> GIVEN EXERCISE:
Only a number is required: how many lines of the material contain the word "Higher"?

==== RECORD LIST

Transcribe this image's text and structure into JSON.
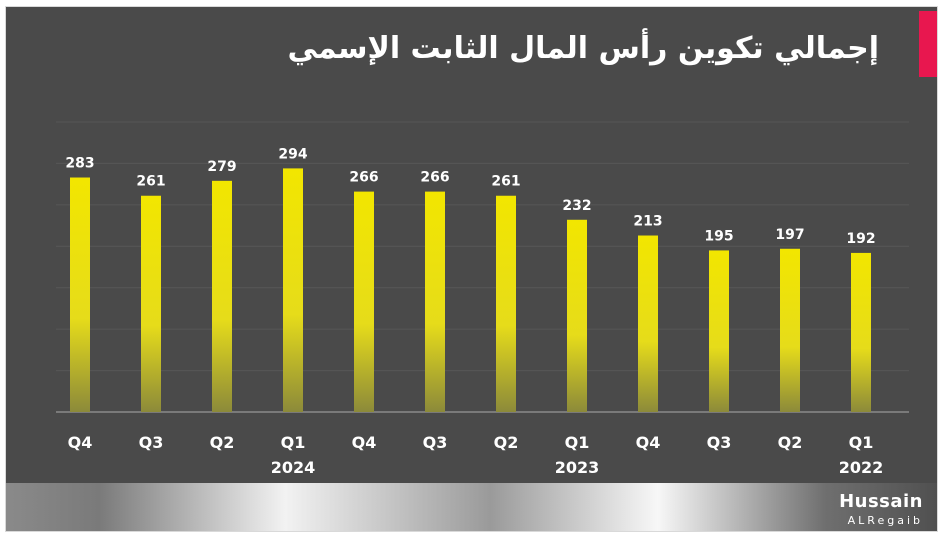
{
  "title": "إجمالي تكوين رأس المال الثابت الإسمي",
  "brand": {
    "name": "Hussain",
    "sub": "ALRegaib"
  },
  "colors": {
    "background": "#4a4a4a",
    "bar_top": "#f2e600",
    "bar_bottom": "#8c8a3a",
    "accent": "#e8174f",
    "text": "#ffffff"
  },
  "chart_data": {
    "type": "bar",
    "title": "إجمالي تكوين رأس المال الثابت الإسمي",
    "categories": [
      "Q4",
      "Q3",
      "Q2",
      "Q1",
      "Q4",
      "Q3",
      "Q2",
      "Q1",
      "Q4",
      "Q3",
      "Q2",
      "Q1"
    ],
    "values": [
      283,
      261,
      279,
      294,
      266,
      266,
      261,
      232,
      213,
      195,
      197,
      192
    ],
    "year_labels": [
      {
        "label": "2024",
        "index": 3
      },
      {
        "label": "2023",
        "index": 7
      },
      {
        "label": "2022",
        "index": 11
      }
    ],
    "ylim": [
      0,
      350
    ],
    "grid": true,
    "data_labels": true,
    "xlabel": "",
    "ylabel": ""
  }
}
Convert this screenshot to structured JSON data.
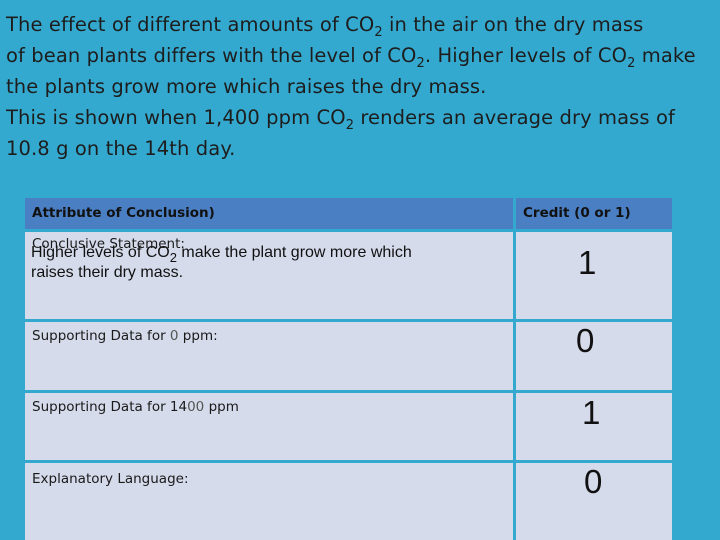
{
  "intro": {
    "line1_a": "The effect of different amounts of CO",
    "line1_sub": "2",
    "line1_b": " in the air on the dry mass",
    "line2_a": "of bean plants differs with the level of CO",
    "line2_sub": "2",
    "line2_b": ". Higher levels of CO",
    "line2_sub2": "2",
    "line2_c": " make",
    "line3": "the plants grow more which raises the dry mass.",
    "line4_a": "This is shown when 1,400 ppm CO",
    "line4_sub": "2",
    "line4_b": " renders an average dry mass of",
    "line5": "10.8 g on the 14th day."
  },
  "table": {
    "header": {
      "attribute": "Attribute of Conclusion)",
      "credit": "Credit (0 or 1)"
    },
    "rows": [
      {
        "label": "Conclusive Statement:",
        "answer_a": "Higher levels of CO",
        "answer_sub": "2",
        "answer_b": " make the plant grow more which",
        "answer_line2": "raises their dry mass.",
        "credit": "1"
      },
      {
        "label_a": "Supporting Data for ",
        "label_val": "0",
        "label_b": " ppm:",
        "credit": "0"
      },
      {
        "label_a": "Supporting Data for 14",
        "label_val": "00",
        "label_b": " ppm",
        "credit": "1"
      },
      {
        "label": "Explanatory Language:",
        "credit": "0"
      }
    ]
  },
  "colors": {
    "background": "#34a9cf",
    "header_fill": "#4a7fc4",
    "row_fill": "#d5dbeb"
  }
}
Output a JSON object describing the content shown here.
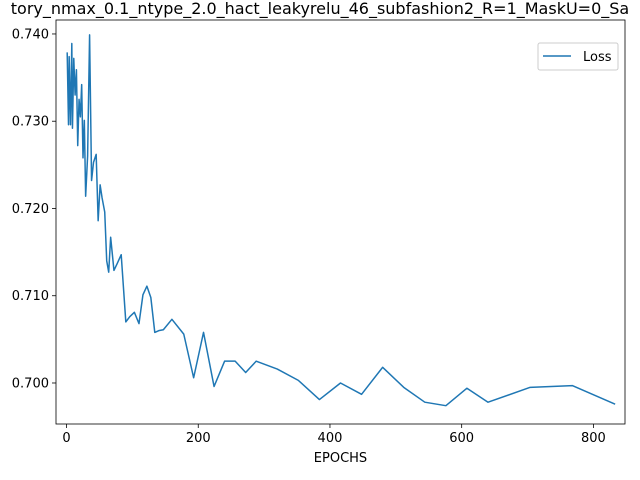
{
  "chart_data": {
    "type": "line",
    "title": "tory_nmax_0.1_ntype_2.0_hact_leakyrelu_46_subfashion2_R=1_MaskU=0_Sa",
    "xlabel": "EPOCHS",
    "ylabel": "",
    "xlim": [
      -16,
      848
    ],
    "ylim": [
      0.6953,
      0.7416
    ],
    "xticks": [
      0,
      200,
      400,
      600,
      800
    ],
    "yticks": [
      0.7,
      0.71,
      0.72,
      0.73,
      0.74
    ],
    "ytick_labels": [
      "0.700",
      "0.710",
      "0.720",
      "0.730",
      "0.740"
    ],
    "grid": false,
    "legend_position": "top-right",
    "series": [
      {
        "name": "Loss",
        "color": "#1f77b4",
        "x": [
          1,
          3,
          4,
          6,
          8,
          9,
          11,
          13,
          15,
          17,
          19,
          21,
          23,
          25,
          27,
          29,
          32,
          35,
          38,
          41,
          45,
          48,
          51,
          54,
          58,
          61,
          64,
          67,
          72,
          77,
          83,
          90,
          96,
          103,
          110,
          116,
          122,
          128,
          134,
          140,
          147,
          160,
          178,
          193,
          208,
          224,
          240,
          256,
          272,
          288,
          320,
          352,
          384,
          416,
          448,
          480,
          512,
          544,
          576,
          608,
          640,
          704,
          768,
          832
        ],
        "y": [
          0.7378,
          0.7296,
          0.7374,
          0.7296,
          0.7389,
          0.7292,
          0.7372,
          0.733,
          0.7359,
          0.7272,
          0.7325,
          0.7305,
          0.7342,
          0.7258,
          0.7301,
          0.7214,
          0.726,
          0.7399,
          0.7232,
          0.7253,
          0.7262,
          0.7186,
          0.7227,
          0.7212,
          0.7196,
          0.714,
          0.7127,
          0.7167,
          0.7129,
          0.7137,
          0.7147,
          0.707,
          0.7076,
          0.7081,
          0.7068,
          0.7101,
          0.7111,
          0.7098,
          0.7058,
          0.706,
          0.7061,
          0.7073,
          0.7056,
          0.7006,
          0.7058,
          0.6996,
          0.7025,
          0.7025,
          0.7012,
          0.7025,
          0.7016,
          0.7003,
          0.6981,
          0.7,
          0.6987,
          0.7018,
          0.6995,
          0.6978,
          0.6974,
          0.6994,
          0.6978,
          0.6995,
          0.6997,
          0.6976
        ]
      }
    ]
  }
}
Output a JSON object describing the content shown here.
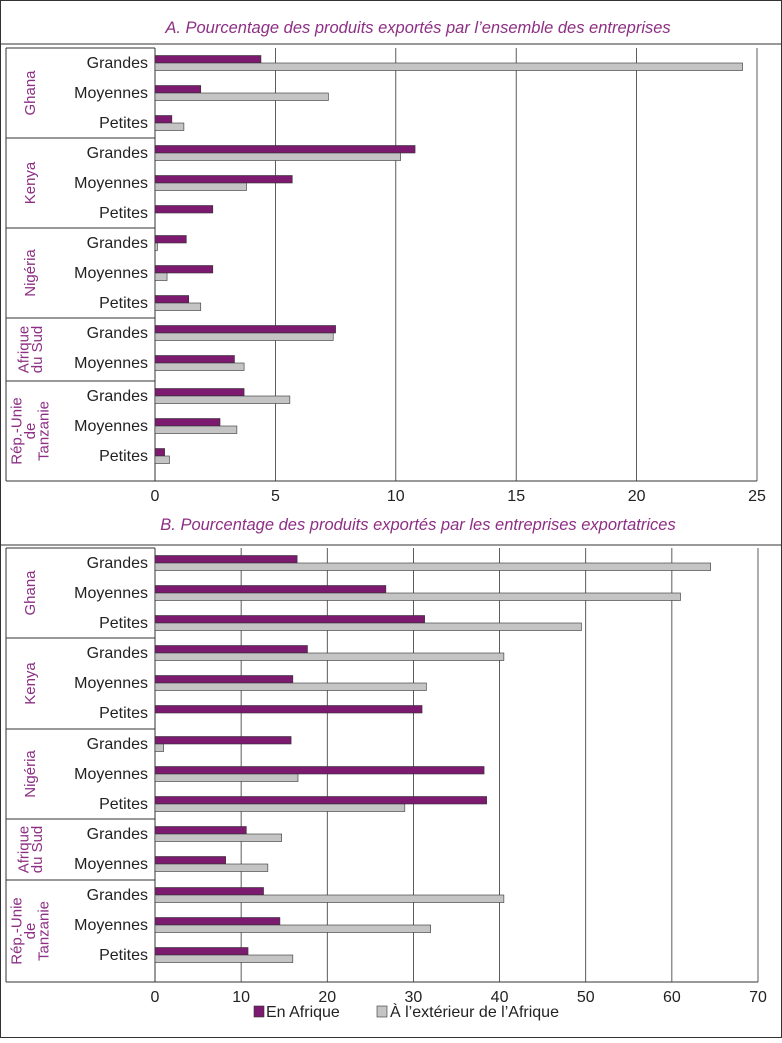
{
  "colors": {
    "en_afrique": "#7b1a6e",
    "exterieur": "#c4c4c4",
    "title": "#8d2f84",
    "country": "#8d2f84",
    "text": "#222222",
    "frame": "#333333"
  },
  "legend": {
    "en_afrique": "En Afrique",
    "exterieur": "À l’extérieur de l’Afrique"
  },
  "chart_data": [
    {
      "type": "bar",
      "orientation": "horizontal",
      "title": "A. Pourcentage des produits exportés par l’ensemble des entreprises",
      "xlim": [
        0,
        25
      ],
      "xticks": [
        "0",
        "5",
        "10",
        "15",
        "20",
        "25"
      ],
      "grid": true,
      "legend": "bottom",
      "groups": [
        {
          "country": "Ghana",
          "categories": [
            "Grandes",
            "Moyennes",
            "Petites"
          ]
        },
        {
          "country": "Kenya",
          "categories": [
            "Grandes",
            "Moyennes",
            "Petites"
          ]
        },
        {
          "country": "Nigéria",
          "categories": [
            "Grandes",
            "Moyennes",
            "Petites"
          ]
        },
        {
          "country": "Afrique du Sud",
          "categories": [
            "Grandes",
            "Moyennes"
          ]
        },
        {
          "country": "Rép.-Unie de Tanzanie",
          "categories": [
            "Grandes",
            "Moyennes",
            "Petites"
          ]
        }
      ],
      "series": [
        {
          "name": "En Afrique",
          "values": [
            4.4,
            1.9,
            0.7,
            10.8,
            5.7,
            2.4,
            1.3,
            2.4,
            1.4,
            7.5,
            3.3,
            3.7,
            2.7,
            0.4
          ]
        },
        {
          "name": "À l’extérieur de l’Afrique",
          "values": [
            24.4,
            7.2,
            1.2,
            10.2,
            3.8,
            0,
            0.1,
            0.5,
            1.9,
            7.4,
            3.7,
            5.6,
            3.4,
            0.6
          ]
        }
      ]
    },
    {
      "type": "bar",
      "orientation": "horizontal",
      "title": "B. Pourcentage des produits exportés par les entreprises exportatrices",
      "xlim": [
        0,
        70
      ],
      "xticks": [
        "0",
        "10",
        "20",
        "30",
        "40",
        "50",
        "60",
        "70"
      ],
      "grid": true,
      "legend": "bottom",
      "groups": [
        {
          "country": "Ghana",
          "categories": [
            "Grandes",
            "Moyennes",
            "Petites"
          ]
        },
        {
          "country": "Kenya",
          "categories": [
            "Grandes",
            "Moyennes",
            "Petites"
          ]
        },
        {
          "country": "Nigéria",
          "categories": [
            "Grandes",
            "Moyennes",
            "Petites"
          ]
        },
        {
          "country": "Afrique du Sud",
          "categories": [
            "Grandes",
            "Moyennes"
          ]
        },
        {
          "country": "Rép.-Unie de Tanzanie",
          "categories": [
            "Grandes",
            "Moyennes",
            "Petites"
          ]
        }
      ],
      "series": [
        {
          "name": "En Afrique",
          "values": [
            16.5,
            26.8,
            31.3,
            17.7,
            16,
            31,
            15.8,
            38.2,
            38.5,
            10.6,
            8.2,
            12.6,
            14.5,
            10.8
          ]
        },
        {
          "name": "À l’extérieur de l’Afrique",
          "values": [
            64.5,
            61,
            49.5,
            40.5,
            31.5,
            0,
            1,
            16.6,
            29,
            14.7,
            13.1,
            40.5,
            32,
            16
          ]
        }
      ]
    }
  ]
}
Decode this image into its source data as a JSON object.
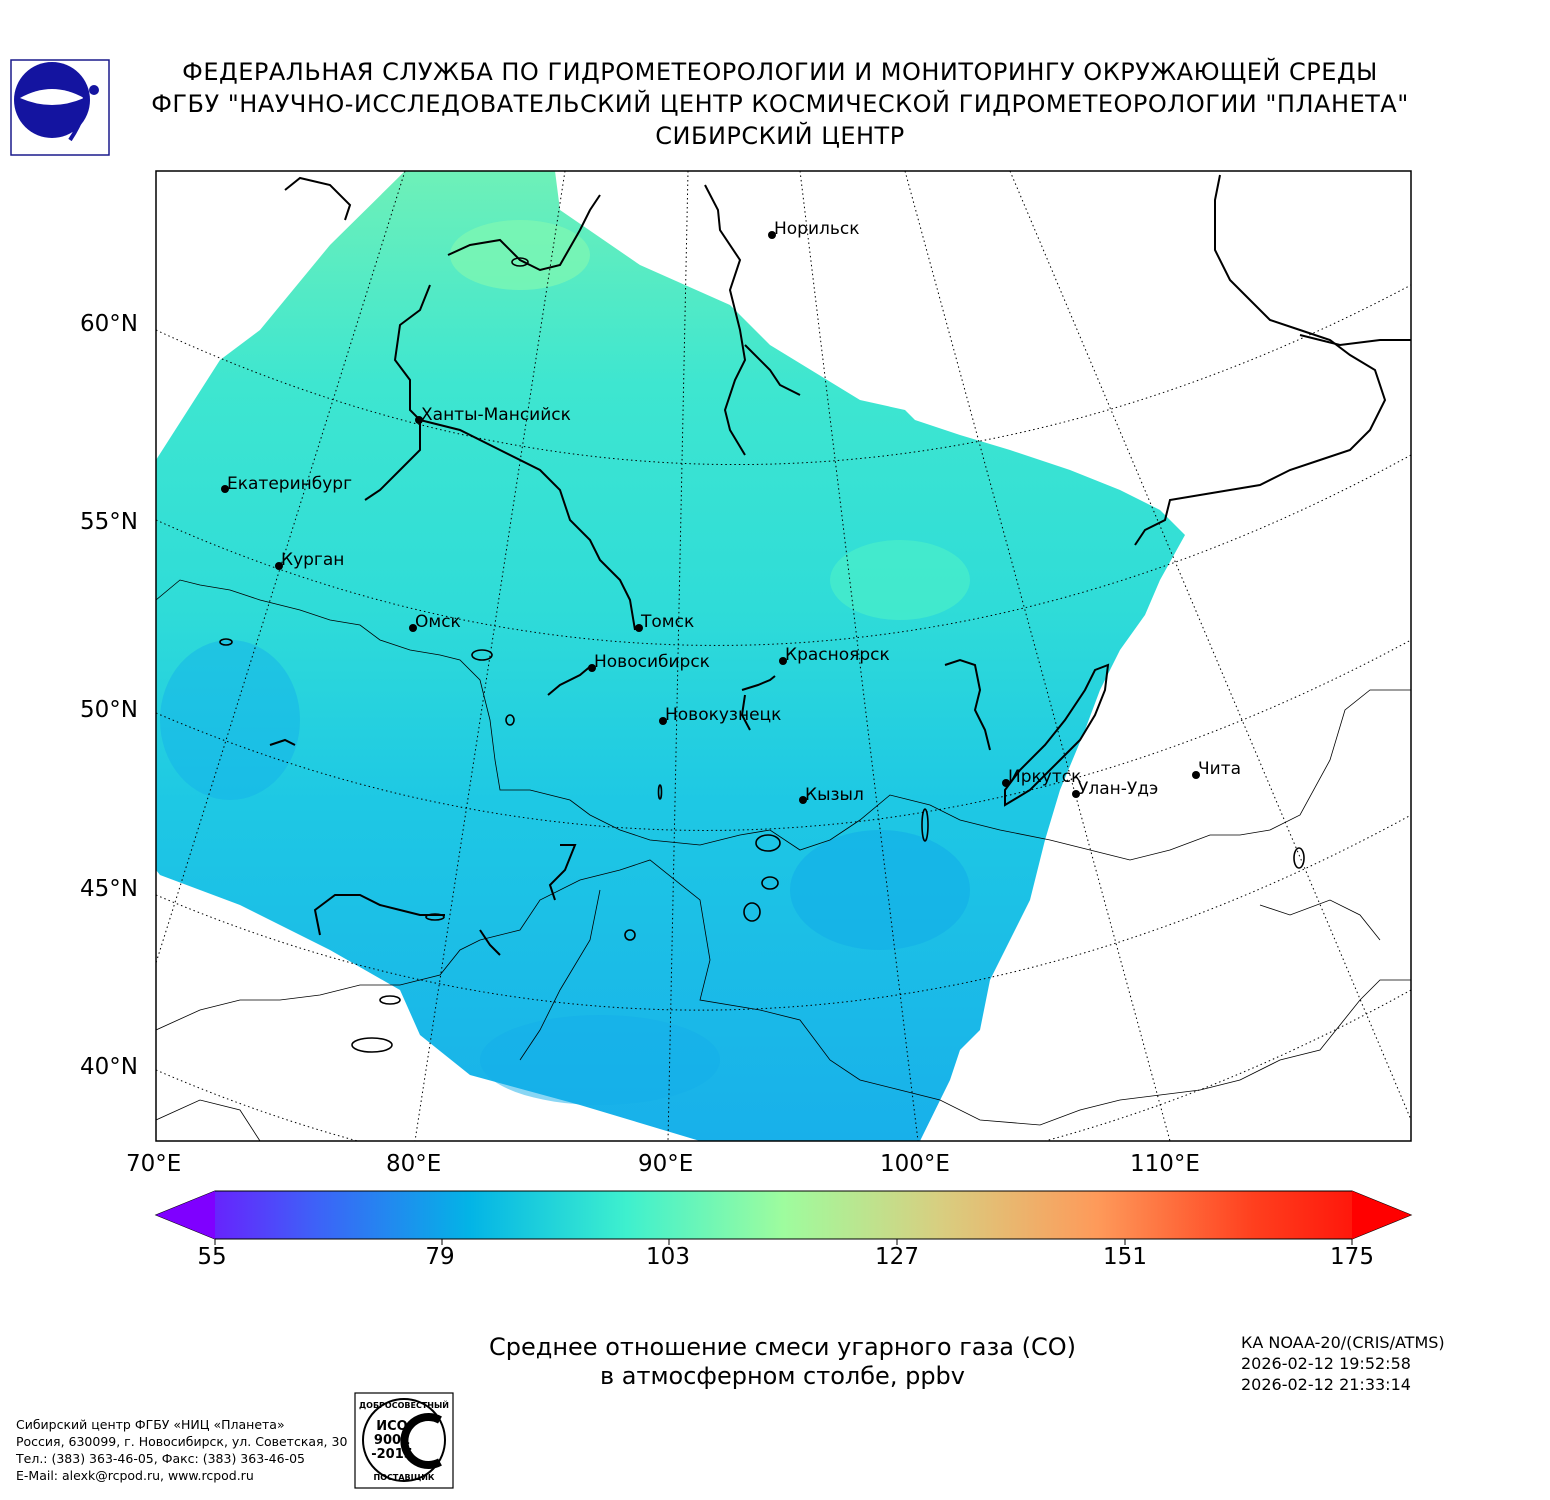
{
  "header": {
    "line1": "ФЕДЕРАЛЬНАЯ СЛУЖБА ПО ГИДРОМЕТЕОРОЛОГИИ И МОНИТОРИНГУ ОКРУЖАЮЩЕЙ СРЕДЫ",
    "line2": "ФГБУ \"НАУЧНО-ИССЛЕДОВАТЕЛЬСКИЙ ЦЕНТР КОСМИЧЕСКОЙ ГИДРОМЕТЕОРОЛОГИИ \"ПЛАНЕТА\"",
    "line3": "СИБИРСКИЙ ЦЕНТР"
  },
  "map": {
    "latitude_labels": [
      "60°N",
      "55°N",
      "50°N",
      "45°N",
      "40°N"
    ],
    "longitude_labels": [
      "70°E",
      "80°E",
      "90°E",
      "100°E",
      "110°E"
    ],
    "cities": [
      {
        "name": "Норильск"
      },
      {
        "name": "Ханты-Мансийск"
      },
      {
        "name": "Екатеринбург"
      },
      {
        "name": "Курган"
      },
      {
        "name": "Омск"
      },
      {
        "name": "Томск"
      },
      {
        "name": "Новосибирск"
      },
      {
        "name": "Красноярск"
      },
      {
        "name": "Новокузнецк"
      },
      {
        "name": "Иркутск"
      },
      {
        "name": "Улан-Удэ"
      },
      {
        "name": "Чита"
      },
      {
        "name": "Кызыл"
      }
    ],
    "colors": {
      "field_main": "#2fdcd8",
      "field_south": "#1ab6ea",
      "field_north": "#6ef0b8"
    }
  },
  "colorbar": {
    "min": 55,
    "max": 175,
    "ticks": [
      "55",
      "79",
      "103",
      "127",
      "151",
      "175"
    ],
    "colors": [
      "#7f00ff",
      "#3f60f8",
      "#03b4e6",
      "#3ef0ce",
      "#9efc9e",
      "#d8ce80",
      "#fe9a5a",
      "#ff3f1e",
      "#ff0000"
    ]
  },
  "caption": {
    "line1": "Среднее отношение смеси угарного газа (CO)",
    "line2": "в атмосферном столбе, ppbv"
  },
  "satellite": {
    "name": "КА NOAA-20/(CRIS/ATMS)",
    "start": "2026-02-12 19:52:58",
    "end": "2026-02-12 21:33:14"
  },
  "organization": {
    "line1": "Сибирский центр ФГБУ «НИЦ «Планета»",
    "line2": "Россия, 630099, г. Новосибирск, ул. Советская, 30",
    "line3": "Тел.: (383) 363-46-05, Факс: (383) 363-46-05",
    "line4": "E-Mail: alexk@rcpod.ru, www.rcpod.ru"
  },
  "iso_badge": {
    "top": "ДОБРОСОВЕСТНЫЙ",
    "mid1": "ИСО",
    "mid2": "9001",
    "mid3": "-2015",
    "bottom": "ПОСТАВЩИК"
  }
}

========

> ANSWER IN FULL:
2